Pick out every line with the word "Mitte" and copy it.

## GIVEN INFORMATION
** Begin **
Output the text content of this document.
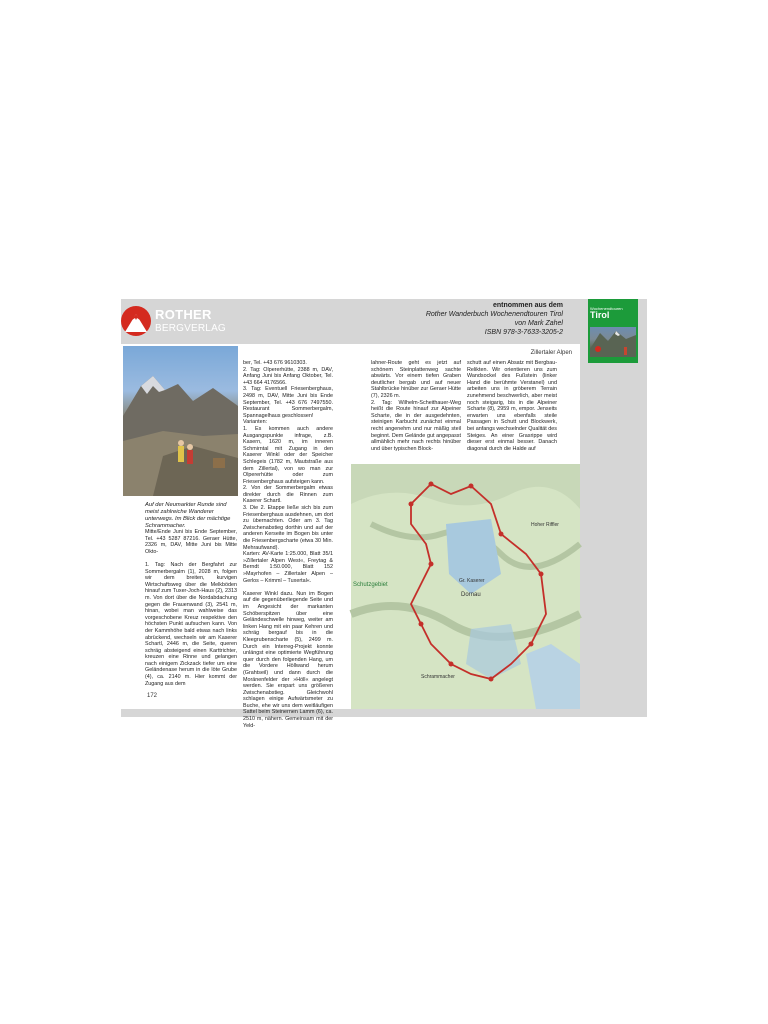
ROTHER
BERGVERLAG
entnommen aus dem
Rother Wanderbuch Wochenendtouren Tirol
von Mark Zahel
ISBN 978-3-7633-3205-2
Wochenendtouren
Tirol
Auf der Neumarkter Runde sind meist zahlreiche Wanderer unterwegs. Im Blick der mächtige Schrammacher.
Mitte/Ende Juni bis Ende September, Tel. +43 5287 87216. Geraer Hütte, 2326 m, DAV, Mitte Juni bis Mitte Okto-

1. Tag: Nach der Bergfahrt zur Sommerbergalm (1), 2028 m, folgen wir dem breiten, kurvigen Wirtschaftsweg über die Melkböden hinauf zum Tuxer-Joch-Haus (2), 2313 m. Von dort über die Nordabdachung gegen die Frauenwand (3), 2541 m, hinan, wobei man wahlweise das vorgeschobene Kreuz respektive den höchsten Punkt aufsuchen kann. Von der Kammhöhe bald etwas nach links abrückend, wechseln wir am Kaserer Schartl, 2446 m, die Seite, queren schräg absteigend einen Karttrichter, kreuzen eine Rinne und gelangen nach einigem Zickzack tiefer um eine Geländenase herum in die löte Grube (4), ca. 2140 m. Hier kommt der Zugang aus dem
ber, Tel. +43 676 9610303.
2. Tag: Olpererhütte, 2388 m, DAV, Anfang Juni bis Anfang Oktober, Tel. +43 664 4176566.
3. Tag: Eventuell Friesenberghaus, 2498 m, DAV, Mitte Juni bis Ende September, Tel. +43 676 7497550. Restaurant Sommerbergalm, Spannagelhaus geschlossen!
Varianten:
1. Es kommen auch andere Ausgangspunkte infrage, z.B. Kasern, 1620 m, im inneren Schmirntal mit Zugang in den Kaserer Winkl oder der Speicher Schlegeis (1782 m, Mautstraße aus dem Zillertal), von wo man zur Olpererhütte oder zum Friesenberghaus aufsteigen kann.
2. Von der Sommerbergalm etwas direkter durch die Rinnen zum Kaserer Schartl.
3. Die 2. Etappe ließe sich bis zum Friesenberghaus ausdehnen, um dort zu übernachten. Oder am 3. Tag Zwischenabstieg dorthin und auf der anderen Kerseite im Bogen bis unter die Friesenbergscharte (etwa 30 Min. Mehraufwand).
Karten: AV-Karte 1:25.000, Blatt 35/1 »Zillertaler Alpen West«, Freytag & Berndt 1:50.000, Blatt 152 »Mayrhofen – Zillertaler Alpen – Gerlos – Krimml – Tuxertal«.

Kaserer Winkl dazu. Nun im Bogen auf die gegenüberliegende Seite und im Angesicht der markanten Schöberspitzen über eine Geländeschwelle hinweg, weiter am linken Hang mit ein paar Kehren und schräg bergauf bis in die Kleegrubenscharte (5), 2499 m. Durch ein Interreg-Projekt konnte unlängst eine optimierte Wegführung quer durch den folgenden Hang, um die Vordere Höllwand herum (Grahtseil) und dann durch die Moränenfelder der »Höll« angelegt werden. Sie erspart uns größeren Zwischenabstieg. Gleichwohl schlagen einige Aufwärtsmeter zu Buche, ehe wir uns dem weitläufigen Sattel beim Steinernen Lamm (6), ca. 2510 m, nähern. Gemeinsam mit der Yeld-
172
Zillertaler Alpen
lahner-Route geht es jetzt auf schönem Steinplattenweg sachte abwärts. Vor einem tiefen Graben deutlicher bergab und auf neuer Stahlbrücke hinüber zur Geraer Hütte (7), 2326 m.
2. Tag: Wilhelm-Scheithauer-Weg heißt die Route hinauf zur Alpeiner Scharte, die in der ausgedehnten, steinigen Karbucht zunächst einmal recht angenehm und nur mäßig steil beginnt. Dem Gelände gut angepasst allmählich mehr nach rechts hinüber und über typischen Block-
schutt auf einen Absatz mit Bergbau-Relikten. Wir orientieren uns zum Wandsockel des Fußstein (linker Hand die berühmte Verstanel) und arbeiten uns in gröberem Terrain zunehmend beschwerlich, aber meist noch steigarig, bis in die Alpeiner Scharte (8), 2959 m, empor. Jenseits erwarten uns ebenfalls steile Passagen in Schutt und Blockwerk, bei anfangs wechselnder Qualität des Steiges. An einer Grasrippe wird dieser erst einmal besser. Danach diagonal durch die Halde auf
Dornau
Gr. Kaserer
Hoher Riffler
Schrammacher
Schutzgebiet
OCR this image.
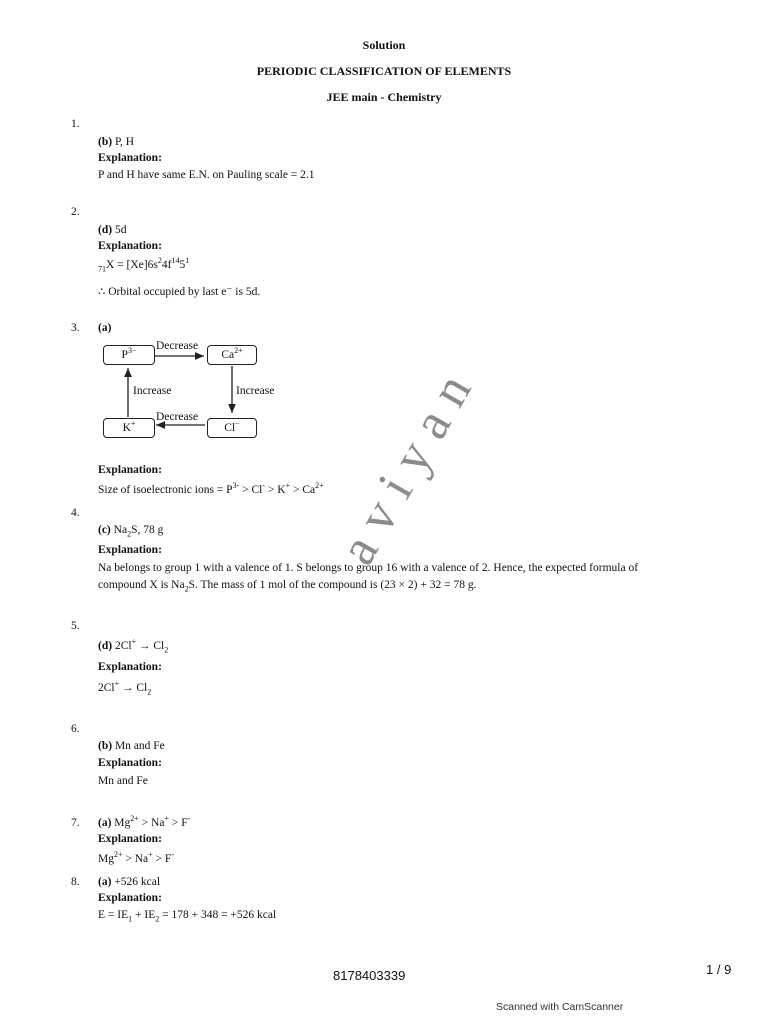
Solution
PERIODIC CLASSIFICATION OF ELEMENTS
JEE main - Chemistry
1.
(b) P, H
Explanation:
P and H have same E.N. on Pauling scale = 2.1
2.
(d) 5d
Explanation:
$_{71}X = [Xe]6s^24f^{14}5^1$
∴ Orbital occupied by last e⁻ is 5d.
3. (a)
$P^{3-}$	$Ca^{2+}$
K+	Cl−
Decrease
Decrease
Increase	Increase
Explanation:
Size of isoelectronic ions = $P^{3-} > Cl^- > K^+ > Ca^{2+}$
4.
(c) $Na_2S$, 78 g
Explanation:
Na belongs to group 1 with a valence of 1. S belongs to group 16 with a valence of 2. Hence, the expected formula of compound X is $Na_2S$. The mass of 1 mol of the compound is (23 × 2) + 32 = 78 g.
5.
(d) $2Cl^+ \to Cl_2$
Explanation:
$2Cl^+ \to Cl_2$
6.
(b) Mn and Fe
Explanation:
Mn and Fe
7. (a) $Mg^{2+} > Na^+ > F^-$
Explanation:
$Mg^{2+} > Na^+ > F^-$
8. (a) +526 kcal
Explanation:
$E = IE_1 + IE_2 = 178 + 348 = +526$ kcal
aviyan
8178403339	1 / 9
Scanned with CamScanner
** End **
## SOLUTION TO THIS EXERCISE
Mitte/Ende Juni bis Ende September, Tel. +43 5287 87216. Geraer Hütte, 2326 m, DAV, Mitte Juni bis Mitte Okto-
3. Tag: Eventuell Friesenberghaus, 2498 m, DAV, Mitte Juni bis Ende September, Tel. +43 676 7497550. Restaurant Sommerbergalm, Spannagelhaus geschlossen!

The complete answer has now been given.